# R.I.P Gary



## andy2086 (Dec 26, 2008)

He may not have been much to some people, but at 8yrs old I think he'd had a good life. Great to watch & care for, sorry it came to an end. R.I.P Gary the giant african land snail


----------



## Joe1507 (Aug 11, 2008)

Awwwwr sorry for your loss
How did it die?


----------



## miss_rawr (Mar 18, 2009)

RIP gary =(
xxx


----------



## andy2086 (Dec 26, 2008)

Joe1507 said:


> Awwwwr sorry for your loss
> How did it die?


I'd noticed he hadn't been eating his cucumber & lettuce recently & was becoming lethargic & not really moving around in the tank. I've never had a snail have a problem so I think it was just old age, he's the last of the very 1st 3 that I got about 8yrs ago. I think that's old for a snail (unless I'm wrong obviously!)

Eating his cuttlefish (or pretending to surf!);


----------



## diamondlil (May 7, 2008)

Sorry for your loss, RIP Gary


----------



## miss_rawr (Mar 18, 2009)

he is so pretending to surf! no doubt about it!


----------



## andy2086 (Dec 26, 2008)

Thanks everyone! He may now be gone but not forgotten


----------



## LiddleTina (Feb 10, 2008)

Aw bless him.
RIP Gary...x


----------



## RepBex (Jan 17, 2008)

Sorry for your Loss RIP Gary 

My Snail Only Lived 6 Years that is the normal for them you did a very good job you should be proud  

RIP little Guy


----------



## snaillover (May 7, 2009)

hi, sorry for your loss.

you may be able to help with my situation, i was given 3 adult snails which are about 6ish, 2 are great very active ect the other has not come out of his shell for days now and he has gone very deep, someone suggested to gently poke him but he does not move at all,,, i have been giving him a bath every day and he has lots of food ect by him. he was very very slimy the other day but not now, he is quite firm to the touch aswell, he doesnt smell as such but im so worried about him, 

rang our vets and they dont deal with snails just said if he doesnt move for a few days he prob dead.. 

any advice would be great


----------



## butterfingersbimbo (Jan 26, 2008)

RIP Gary


----------

Task set:
1. Retype the thread about Gary from "you may be able" up to and including "he prob dead..".
2. In the thread about Gary, which foods had Gary stopped eating before he died?
The material that comes after the thread about Gary is separate from it.

Given data:

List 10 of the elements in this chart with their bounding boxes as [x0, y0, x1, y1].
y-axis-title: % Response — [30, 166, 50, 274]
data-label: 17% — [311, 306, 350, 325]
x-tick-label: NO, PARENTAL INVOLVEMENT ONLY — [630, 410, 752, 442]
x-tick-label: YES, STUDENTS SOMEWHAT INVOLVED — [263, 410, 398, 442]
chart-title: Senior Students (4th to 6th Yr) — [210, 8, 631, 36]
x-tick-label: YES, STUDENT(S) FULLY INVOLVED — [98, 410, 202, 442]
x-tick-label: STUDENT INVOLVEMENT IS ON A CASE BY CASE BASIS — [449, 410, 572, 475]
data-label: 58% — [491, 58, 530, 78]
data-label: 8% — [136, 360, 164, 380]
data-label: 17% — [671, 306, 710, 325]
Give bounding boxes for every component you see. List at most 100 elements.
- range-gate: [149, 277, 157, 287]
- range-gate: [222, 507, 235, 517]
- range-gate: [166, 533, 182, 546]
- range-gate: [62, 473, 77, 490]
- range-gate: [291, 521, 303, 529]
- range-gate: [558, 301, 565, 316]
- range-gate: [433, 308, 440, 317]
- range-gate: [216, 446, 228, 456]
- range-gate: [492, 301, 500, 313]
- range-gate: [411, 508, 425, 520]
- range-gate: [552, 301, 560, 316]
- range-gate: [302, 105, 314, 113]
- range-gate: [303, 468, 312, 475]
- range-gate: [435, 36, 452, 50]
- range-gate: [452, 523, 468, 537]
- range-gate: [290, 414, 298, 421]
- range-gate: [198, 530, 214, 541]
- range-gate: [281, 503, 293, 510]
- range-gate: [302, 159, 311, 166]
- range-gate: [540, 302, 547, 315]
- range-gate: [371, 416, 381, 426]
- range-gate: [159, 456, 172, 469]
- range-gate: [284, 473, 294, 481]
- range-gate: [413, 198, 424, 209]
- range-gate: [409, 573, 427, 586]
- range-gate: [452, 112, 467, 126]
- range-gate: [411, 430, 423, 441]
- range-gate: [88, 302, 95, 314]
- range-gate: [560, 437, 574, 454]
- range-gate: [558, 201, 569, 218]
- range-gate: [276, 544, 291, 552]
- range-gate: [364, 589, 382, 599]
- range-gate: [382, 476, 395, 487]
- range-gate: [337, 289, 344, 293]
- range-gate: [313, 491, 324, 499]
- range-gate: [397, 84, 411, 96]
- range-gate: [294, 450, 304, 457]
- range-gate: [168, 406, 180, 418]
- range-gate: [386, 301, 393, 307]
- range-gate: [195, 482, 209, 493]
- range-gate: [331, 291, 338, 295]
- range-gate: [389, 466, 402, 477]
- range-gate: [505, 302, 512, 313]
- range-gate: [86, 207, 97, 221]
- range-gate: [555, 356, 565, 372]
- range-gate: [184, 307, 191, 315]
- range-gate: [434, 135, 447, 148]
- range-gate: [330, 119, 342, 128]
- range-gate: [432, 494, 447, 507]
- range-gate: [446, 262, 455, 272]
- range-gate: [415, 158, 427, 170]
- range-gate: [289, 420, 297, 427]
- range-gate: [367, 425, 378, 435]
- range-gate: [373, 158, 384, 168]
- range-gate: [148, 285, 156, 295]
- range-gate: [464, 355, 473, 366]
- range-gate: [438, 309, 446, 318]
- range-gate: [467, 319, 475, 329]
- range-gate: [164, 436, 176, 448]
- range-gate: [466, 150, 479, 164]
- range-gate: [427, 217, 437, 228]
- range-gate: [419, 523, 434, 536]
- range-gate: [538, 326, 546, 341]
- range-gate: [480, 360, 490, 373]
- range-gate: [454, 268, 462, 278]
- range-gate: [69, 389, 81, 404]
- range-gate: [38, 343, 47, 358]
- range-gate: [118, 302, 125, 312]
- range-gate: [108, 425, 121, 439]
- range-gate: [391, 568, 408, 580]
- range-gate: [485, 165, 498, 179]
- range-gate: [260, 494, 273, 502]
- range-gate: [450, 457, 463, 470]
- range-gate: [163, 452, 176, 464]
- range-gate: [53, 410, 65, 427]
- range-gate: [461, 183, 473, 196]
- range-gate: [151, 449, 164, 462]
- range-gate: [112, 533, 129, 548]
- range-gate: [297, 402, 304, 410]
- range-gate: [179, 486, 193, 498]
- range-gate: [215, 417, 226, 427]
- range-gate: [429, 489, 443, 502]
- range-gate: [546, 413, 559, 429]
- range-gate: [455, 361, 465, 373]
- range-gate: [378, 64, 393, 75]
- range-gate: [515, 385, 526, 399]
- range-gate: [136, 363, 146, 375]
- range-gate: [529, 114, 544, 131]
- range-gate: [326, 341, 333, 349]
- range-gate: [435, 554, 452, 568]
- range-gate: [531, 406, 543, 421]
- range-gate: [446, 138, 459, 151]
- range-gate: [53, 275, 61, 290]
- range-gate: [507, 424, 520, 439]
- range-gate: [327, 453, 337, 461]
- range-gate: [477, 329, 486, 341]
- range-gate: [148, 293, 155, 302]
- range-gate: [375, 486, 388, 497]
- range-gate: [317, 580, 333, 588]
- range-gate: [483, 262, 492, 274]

Complete answers:
1.
you may be able to help with my situation, i was given 3 adult snails which are about 6ish, 2 are great very active ect the other has not come out of his shell for days now and he has gone very deep, someone suggested to gently poke him but he does not move at all,,, i have been giving him a bath every day and he has lots of food ect by him. he was very very slimy the other day but not now, he is quite firm to the touch aswell, he doesnt smell as such but im so worried about him, 

rang our vets and they dont deal with snails just said if he doesnt move for a few days he prob dead..

2. His cucumber and lettuce.